### [THE INPUT]

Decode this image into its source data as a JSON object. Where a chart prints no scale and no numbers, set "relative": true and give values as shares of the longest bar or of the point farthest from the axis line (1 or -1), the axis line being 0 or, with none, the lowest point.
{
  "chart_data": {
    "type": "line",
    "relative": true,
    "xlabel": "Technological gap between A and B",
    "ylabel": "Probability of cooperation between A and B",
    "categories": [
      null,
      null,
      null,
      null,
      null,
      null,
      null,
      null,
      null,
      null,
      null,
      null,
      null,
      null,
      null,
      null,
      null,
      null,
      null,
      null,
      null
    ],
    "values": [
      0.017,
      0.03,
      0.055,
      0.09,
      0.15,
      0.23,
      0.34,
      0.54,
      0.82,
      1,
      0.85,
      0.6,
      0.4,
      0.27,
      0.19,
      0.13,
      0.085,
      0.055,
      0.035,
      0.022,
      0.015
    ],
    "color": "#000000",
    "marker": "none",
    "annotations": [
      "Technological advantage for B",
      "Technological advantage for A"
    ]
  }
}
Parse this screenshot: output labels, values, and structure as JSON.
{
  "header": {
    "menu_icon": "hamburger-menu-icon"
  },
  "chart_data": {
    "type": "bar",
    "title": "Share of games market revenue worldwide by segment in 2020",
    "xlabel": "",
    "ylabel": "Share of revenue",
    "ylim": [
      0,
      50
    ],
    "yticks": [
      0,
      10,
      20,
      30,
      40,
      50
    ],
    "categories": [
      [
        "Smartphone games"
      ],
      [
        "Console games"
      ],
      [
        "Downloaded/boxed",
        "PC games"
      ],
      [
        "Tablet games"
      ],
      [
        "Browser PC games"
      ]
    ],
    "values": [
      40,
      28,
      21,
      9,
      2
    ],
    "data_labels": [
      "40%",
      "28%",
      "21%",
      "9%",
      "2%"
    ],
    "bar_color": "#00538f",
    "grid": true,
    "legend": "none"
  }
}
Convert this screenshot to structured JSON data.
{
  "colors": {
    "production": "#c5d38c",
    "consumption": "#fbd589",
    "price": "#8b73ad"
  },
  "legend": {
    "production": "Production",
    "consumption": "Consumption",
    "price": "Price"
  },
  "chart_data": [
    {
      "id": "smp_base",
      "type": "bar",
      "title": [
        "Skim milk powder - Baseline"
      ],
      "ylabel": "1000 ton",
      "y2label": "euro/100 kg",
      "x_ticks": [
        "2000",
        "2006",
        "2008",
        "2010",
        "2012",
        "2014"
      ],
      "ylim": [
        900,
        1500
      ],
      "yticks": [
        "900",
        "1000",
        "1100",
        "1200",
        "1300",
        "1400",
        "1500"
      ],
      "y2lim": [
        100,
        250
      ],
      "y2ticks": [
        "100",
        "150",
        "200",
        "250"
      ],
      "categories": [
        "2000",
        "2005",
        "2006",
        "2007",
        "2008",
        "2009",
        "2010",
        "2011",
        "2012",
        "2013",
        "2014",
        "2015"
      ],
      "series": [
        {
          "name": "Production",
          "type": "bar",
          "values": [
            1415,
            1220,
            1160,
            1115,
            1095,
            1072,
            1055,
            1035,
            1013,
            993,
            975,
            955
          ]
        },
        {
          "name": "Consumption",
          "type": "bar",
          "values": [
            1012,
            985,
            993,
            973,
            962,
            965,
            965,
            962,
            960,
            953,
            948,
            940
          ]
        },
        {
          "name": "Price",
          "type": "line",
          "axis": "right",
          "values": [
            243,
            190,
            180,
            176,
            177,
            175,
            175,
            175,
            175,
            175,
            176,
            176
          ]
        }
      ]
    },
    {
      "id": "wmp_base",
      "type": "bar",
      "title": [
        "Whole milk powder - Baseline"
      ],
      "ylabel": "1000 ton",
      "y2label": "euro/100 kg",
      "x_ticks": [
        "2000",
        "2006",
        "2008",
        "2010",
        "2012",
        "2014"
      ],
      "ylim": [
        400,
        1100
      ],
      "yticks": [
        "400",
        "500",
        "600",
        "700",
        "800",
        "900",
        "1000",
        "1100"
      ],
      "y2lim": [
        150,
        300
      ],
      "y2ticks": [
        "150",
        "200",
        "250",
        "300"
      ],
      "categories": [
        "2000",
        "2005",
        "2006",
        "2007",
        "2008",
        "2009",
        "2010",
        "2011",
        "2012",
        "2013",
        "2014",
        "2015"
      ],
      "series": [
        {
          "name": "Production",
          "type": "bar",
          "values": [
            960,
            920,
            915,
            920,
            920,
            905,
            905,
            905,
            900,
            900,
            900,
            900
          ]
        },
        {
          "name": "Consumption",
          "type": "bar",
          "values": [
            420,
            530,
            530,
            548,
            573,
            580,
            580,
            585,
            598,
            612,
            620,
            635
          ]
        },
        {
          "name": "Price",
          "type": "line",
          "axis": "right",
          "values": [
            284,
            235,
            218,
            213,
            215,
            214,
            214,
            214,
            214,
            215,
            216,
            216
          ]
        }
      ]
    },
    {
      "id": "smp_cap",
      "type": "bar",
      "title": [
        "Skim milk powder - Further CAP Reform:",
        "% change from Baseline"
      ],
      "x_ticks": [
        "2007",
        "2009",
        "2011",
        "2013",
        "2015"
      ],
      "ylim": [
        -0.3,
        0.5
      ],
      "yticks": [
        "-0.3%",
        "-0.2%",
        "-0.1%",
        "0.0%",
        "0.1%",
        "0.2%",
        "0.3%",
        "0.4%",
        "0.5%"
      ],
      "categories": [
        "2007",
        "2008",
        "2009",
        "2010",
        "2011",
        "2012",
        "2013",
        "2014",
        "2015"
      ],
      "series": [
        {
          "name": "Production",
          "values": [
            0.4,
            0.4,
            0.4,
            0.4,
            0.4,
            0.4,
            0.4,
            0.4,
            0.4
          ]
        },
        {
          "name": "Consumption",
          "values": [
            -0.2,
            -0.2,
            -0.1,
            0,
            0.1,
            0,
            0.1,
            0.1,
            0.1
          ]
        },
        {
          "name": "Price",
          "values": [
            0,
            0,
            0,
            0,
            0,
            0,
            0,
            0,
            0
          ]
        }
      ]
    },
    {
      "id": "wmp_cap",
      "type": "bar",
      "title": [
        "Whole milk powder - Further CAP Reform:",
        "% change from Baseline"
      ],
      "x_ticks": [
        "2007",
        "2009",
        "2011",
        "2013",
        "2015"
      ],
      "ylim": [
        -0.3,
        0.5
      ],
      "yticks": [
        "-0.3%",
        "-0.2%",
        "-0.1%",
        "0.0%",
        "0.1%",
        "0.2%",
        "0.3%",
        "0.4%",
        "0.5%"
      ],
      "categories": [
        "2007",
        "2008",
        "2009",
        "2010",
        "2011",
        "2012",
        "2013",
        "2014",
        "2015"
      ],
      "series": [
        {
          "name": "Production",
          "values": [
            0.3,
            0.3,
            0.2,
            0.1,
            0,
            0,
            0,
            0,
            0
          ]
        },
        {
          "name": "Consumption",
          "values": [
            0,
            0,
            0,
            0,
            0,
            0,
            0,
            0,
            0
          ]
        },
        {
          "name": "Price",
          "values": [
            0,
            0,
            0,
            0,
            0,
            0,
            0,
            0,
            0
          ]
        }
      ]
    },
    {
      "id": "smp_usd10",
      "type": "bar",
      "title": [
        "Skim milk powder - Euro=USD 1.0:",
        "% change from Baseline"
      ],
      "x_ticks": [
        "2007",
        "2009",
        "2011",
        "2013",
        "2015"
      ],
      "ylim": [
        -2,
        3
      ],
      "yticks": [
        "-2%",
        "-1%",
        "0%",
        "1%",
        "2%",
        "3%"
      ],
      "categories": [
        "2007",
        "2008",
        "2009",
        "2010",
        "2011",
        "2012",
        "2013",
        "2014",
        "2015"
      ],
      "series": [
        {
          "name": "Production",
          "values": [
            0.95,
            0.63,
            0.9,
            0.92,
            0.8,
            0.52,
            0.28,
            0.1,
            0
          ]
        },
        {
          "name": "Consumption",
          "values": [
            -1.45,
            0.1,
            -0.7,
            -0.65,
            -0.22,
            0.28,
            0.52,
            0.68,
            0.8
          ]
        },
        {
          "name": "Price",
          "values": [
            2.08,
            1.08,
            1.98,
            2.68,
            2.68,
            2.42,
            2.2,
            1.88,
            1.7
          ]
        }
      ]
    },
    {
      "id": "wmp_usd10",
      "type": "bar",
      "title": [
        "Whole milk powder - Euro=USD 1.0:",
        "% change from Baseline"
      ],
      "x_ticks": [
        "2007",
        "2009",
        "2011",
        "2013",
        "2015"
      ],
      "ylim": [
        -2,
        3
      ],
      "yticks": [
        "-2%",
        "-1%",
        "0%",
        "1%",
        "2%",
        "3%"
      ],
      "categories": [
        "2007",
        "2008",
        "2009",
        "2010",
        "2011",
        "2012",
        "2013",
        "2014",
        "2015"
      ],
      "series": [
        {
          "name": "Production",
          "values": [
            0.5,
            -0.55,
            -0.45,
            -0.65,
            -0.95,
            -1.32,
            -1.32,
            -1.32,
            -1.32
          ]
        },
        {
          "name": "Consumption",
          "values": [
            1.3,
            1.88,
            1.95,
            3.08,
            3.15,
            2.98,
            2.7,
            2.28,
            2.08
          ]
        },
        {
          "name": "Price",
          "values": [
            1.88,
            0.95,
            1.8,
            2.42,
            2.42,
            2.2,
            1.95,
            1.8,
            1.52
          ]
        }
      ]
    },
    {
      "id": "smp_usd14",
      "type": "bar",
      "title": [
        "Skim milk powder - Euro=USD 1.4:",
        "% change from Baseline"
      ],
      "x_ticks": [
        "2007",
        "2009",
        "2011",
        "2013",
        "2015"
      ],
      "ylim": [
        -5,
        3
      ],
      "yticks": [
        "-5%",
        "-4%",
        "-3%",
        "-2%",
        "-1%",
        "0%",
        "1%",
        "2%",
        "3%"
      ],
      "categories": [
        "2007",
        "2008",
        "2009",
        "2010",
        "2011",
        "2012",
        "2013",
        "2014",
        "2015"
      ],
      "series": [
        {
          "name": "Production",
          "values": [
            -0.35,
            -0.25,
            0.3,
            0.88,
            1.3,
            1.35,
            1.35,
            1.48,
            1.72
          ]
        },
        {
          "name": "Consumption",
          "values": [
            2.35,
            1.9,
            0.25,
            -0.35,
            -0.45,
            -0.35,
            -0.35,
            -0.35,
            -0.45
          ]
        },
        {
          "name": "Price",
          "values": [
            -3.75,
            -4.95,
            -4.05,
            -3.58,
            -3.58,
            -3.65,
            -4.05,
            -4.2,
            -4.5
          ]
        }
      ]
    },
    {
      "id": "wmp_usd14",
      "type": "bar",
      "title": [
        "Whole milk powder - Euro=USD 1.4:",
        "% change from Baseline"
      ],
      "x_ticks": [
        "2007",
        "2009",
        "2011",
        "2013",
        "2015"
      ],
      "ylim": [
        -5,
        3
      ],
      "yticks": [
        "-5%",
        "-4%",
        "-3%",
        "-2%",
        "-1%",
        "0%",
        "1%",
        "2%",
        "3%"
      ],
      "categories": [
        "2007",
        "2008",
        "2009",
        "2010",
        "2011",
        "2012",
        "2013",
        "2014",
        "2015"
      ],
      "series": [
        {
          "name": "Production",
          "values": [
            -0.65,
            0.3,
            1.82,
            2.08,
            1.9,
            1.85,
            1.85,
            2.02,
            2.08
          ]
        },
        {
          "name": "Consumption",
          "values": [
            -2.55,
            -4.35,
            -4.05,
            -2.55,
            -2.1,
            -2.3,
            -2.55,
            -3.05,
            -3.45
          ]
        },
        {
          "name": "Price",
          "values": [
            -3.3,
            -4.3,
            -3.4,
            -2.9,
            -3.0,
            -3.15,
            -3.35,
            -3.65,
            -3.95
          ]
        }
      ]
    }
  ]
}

### [TO BE DONE]
Find the word "Skim" and list each line it appears in.

### [RESULT]
        "Skim milk powder - Baseline"
        "Skim milk powder - Further CAP Reform:",
        "Skim milk powder - Euro=USD 1.0:",
        "Skim milk powder - Euro=USD 1.4:",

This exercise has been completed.